What is the number of lines containing the string "nadiaydg"? Answer with the number only.

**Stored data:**
★ ★ ★ ★

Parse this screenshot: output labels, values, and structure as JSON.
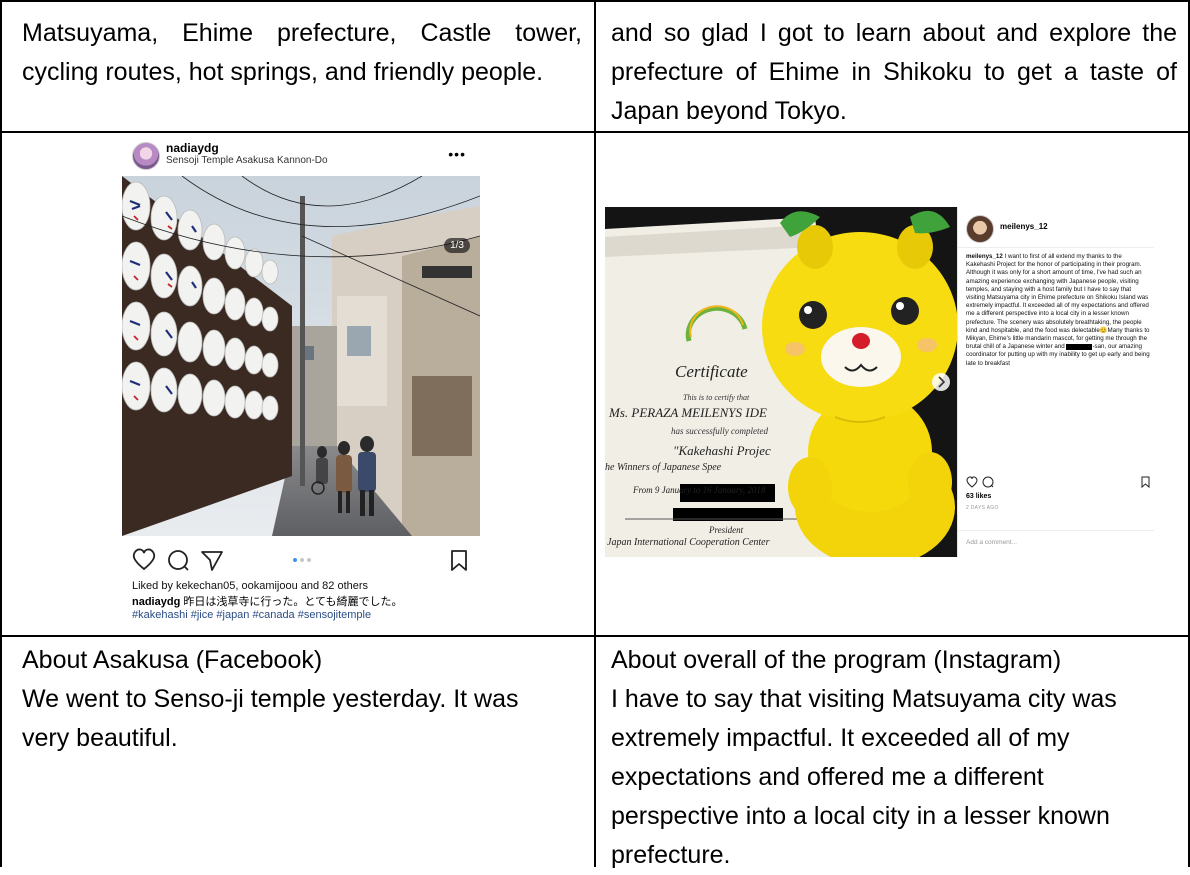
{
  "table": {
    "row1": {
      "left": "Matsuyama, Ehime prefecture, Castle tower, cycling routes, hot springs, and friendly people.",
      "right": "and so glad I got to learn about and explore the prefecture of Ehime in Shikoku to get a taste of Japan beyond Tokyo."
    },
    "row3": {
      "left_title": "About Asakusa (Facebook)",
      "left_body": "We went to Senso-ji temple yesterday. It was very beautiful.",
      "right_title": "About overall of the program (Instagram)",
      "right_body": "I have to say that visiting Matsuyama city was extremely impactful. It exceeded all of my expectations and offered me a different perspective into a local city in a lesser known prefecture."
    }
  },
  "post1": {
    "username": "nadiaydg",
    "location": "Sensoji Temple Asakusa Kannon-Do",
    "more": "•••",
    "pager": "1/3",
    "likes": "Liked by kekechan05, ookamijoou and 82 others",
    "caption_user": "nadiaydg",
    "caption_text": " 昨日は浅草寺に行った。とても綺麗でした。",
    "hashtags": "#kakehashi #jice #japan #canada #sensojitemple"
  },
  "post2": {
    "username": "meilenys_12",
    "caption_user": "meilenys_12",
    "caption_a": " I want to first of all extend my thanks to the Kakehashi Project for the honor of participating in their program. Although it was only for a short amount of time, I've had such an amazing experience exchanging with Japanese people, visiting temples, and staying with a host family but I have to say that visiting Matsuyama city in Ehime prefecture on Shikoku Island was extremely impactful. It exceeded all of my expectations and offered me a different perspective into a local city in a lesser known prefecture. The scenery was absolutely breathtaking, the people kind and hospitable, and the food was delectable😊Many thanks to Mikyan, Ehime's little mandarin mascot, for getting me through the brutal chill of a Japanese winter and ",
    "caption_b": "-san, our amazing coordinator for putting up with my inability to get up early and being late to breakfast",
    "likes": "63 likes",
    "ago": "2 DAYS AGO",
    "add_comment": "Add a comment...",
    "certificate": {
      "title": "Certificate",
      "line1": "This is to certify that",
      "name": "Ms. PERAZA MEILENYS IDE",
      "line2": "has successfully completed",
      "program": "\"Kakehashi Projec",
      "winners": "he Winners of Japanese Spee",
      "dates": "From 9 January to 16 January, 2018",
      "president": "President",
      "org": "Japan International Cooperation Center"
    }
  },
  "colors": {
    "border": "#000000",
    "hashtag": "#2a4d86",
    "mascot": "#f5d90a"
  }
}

★ ★ ★ ★

**Full answer:**
2